• [Task objective]
Print the listing below in its entirety, character for character.

• [Provided records]

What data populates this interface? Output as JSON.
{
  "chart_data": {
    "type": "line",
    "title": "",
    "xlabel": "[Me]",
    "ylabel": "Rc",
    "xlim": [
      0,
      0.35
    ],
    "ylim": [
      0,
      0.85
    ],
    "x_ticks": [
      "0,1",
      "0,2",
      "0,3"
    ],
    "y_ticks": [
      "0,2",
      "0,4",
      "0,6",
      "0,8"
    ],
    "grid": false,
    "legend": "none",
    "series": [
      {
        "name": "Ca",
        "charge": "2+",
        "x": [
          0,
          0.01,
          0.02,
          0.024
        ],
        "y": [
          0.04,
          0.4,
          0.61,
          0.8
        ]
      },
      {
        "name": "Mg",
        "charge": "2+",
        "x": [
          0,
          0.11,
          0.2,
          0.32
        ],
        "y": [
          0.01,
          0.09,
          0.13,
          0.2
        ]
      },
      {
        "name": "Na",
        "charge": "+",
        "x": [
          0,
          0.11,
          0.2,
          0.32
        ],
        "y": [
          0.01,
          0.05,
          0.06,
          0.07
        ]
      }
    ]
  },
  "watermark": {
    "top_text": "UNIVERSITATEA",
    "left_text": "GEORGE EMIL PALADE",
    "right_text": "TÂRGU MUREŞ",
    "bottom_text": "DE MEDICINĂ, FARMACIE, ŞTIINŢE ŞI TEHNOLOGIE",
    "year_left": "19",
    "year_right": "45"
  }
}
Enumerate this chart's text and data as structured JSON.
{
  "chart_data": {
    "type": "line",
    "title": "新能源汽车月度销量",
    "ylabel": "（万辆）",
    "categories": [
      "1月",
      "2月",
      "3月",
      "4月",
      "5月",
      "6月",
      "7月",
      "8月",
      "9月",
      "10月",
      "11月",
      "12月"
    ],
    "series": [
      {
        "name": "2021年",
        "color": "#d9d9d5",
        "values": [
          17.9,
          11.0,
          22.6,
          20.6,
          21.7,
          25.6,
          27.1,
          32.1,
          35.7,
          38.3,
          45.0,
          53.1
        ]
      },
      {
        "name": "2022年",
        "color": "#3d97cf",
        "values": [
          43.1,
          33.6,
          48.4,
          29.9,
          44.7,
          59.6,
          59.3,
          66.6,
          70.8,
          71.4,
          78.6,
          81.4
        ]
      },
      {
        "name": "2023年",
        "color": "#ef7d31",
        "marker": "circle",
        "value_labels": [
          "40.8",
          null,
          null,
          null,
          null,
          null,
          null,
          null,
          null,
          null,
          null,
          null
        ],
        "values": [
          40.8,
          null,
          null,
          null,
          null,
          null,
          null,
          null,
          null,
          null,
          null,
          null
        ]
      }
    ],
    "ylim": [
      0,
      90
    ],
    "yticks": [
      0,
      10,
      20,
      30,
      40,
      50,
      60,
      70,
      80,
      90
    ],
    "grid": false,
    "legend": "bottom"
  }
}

• [Solved problem]
What data populates this interface? Output as JSON.
{
  "chart_data": {
    "type": "line",
    "title": "",
    "xlabel": "[Me]",
    "ylabel": "Rc",
    "xlim": [
      0,
      0.35
    ],
    "ylim": [
      0,
      0.85
    ],
    "x_ticks": [
      "0,1",
      "0,2",
      "0,3"
    ],
    "y_ticks": [
      "0,2",
      "0,4",
      "0,6",
      "0,8"
    ],
    "grid": false,
    "legend": "none",
    "series": [
      {
        "name": "Ca",
        "charge": "2+",
        "x": [
          0,
          0.01,
          0.02,
          0.024
        ],
        "y": [
          0.04,
          0.4,
          0.61,
          0.8
        ]
      },
      {
        "name": "Mg",
        "charge": "2+",
        "x": [
          0,
          0.11,
          0.2,
          0.32
        ],
        "y": [
          0.01,
          0.09,
          0.13,
          0.2
        ]
      },
      {
        "name": "Na",
        "charge": "+",
        "x": [
          0,
          0.11,
          0.2,
          0.32
        ],
        "y": [
          0.01,
          0.05,
          0.06,
          0.07
        ]
      }
    ]
  },
  "watermark": {
    "top_text": "UNIVERSITATEA",
    "left_text": "GEORGE EMIL PALADE",
    "right_text": "TÂRGU MUREŞ",
    "bottom_text": "DE MEDICINĂ, FARMACIE, ŞTIINŢE ŞI TEHNOLOGIE",
    "year_left": "19",
    "year_right": "45"
  }
}
Enumerate this chart's text and data as structured JSON.
{
  "chart_data": {
    "type": "line",
    "title": "新能源汽车月度销量",
    "ylabel": "（万辆）",
    "categories": [
      "1月",
      "2月",
      "3月",
      "4月",
      "5月",
      "6月",
      "7月",
      "8月",
      "9月",
      "10月",
      "11月",
      "12月"
    ],
    "series": [
      {
        "name": "2021年",
        "color": "#d9d9d5",
        "values": [
          17.9,
          11.0,
          22.6,
          20.6,
          21.7,
          25.6,
          27.1,
          32.1,
          35.7,
          38.3,
          45.0,
          53.1
        ]
      },
      {
        "name": "2022年",
        "color": "#3d97cf",
        "values": [
          43.1,
          33.6,
          48.4,
          29.9,
          44.7,
          59.6,
          59.3,
          66.6,
          70.8,
          71.4,
          78.6,
          81.4
        ]
      },
      {
        "name": "2023年",
        "color": "#ef7d31",
        "marker": "circle",
        "value_labels": [
          "40.8",
          null,
          null,
          null,
          null,
          null,
          null,
          null,
          null,
          null,
          null,
          null
        ],
        "values": [
          40.8,
          null,
          null,
          null,
          null,
          null,
          null,
          null,
          null,
          null,
          null,
          null
        ]
      }
    ],
    "ylim": [
      0,
      90
    ],
    "yticks": [
      0,
      10,
      20,
      30,
      40,
      50,
      60,
      70,
      80,
      90
    ],
    "grid": false,
    "legend": "bottom"
  }
}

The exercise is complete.